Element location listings
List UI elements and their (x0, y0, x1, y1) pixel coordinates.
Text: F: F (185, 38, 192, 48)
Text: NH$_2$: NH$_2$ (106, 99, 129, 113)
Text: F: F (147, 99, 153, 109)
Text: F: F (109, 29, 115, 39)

#### Task requirements
Reproduce the listing above word for word, keeping every line.

#### Exercise result
List UI elements and their (x0, y0, x1, y1) pixel coordinates.
Text: F: F (185, 38, 192, 48)
Text: NH$_2$: NH$_2$ (106, 99, 129, 113)
Text: F: F (147, 99, 153, 109)
Text: F: F (109, 29, 115, 39)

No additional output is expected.